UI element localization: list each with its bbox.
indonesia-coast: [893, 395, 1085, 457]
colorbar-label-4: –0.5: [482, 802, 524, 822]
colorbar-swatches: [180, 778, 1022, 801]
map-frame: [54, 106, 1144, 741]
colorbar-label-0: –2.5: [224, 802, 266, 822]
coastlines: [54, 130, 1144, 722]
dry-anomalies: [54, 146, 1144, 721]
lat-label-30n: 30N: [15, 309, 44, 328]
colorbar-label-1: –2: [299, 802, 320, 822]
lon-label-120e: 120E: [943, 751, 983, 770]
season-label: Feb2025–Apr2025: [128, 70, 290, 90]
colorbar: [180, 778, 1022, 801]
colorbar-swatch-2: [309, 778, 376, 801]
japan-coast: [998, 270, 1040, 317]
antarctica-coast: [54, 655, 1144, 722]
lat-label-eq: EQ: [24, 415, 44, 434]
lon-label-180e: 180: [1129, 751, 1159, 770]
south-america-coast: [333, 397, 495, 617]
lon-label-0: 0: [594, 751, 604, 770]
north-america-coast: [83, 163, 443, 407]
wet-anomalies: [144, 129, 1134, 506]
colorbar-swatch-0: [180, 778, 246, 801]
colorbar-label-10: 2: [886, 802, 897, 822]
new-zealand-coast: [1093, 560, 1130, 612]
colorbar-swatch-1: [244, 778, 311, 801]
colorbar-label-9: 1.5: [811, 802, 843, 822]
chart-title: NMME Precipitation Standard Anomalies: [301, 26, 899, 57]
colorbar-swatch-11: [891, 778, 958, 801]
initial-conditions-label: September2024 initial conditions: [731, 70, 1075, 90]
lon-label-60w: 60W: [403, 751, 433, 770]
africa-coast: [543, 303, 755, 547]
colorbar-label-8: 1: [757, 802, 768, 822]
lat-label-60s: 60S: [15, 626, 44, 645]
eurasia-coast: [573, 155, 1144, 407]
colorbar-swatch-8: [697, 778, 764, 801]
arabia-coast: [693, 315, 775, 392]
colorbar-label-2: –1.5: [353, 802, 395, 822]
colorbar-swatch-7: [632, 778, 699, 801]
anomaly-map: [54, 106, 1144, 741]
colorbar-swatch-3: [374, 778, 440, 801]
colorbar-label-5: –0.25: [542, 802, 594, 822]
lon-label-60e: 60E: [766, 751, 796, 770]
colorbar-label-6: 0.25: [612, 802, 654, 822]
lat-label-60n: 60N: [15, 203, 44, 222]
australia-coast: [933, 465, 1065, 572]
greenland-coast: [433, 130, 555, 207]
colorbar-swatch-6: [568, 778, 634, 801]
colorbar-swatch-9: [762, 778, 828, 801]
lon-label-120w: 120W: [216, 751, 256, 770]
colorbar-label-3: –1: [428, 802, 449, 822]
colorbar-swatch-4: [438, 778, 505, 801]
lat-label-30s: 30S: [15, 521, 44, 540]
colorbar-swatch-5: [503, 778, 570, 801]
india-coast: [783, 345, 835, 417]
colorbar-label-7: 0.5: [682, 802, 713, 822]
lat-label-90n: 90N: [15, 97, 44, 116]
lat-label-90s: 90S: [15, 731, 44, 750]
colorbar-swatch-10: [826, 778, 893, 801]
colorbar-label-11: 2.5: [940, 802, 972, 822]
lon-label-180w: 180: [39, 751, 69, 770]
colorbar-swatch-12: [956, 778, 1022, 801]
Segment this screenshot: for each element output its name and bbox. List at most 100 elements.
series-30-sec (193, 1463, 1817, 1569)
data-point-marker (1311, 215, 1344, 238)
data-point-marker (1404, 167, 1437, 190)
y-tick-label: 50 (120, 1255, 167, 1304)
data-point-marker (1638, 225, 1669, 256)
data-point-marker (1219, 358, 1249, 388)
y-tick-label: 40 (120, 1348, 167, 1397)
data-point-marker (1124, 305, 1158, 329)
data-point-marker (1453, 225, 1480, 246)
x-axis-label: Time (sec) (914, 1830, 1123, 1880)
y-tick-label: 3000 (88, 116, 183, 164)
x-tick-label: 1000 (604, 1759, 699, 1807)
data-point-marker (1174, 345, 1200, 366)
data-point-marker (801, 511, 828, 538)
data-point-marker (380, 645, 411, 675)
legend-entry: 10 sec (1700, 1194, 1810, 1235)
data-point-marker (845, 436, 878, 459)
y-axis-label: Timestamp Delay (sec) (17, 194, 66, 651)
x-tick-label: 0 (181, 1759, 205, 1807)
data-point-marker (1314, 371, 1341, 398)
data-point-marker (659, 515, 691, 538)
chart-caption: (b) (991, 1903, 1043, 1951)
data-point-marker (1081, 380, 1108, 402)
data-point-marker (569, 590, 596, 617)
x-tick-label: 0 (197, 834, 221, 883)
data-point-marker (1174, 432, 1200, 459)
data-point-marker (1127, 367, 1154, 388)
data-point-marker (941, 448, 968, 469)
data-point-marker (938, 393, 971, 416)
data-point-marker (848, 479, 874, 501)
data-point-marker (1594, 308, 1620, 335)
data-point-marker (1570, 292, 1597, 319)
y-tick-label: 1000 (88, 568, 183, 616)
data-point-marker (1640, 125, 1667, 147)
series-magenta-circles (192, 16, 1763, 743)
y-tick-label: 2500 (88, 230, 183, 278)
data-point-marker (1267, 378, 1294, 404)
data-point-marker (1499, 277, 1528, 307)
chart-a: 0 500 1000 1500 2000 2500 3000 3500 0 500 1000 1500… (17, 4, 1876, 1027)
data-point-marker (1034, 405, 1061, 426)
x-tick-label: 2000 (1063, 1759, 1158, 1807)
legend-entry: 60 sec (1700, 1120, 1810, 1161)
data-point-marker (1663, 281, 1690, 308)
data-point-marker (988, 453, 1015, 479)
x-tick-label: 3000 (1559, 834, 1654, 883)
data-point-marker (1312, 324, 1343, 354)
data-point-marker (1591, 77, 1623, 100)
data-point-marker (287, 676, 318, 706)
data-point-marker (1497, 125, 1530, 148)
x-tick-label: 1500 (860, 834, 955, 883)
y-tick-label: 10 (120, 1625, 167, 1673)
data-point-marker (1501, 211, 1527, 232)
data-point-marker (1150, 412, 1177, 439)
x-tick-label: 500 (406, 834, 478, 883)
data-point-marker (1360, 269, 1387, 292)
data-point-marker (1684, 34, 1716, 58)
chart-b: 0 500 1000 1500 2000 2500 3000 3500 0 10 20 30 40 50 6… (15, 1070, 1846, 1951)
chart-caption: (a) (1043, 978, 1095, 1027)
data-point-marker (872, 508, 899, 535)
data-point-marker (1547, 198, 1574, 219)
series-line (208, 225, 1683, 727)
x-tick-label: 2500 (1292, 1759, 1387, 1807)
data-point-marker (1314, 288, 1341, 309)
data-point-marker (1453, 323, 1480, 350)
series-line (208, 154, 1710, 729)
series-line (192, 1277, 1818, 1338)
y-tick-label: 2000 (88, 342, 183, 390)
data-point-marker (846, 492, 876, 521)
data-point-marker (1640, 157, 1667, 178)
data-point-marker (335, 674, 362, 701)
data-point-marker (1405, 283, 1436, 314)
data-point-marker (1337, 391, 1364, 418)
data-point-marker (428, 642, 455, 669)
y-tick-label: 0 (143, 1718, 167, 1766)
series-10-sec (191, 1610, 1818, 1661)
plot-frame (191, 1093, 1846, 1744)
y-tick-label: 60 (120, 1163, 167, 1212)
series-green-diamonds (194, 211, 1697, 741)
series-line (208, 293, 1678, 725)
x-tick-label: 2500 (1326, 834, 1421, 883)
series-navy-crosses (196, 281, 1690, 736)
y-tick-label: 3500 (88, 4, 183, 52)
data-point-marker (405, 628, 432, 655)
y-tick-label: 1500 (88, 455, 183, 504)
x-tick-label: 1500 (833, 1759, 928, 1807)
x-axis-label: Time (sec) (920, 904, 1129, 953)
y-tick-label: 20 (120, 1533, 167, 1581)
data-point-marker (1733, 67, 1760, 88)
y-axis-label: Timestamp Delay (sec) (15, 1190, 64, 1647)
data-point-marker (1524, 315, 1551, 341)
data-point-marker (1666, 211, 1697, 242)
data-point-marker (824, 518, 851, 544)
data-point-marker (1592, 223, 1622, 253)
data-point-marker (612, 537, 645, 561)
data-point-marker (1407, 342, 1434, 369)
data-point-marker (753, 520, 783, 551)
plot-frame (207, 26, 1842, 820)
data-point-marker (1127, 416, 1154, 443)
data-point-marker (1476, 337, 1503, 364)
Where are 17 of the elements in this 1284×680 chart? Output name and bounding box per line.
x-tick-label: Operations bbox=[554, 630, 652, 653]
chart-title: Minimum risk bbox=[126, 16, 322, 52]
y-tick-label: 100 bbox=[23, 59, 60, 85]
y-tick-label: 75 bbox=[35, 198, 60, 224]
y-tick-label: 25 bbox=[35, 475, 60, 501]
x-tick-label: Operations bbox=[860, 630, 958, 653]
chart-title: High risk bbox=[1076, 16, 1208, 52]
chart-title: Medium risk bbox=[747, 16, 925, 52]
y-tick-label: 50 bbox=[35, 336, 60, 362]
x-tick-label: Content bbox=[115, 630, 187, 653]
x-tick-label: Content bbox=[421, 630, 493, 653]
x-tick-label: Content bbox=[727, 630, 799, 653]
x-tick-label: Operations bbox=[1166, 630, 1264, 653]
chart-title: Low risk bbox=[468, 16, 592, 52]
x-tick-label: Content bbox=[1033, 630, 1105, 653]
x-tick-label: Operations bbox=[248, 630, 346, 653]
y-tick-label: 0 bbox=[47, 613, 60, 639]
______
## Exercise goal
Please reproduce the rows from the beginning through the line containing "lat-label-30n: 30N: [15, 309, 44, 328]", inclusive, with "coastlines" changed to "shorelines" and everything else kept the same.

## Result of this exercise
UI element localization: list each with its bbox.
indonesia-coast: [893, 395, 1085, 457]
colorbar-label-4: –0.5: [482, 802, 524, 822]
colorbar-swatches: [180, 778, 1022, 801]
map-frame: [54, 106, 1144, 741]
colorbar-label-0: –2.5: [224, 802, 266, 822]
shorelines: [54, 130, 1144, 722]
dry-anomalies: [54, 146, 1144, 721]
lat-label-30n: 30N: [15, 309, 44, 328]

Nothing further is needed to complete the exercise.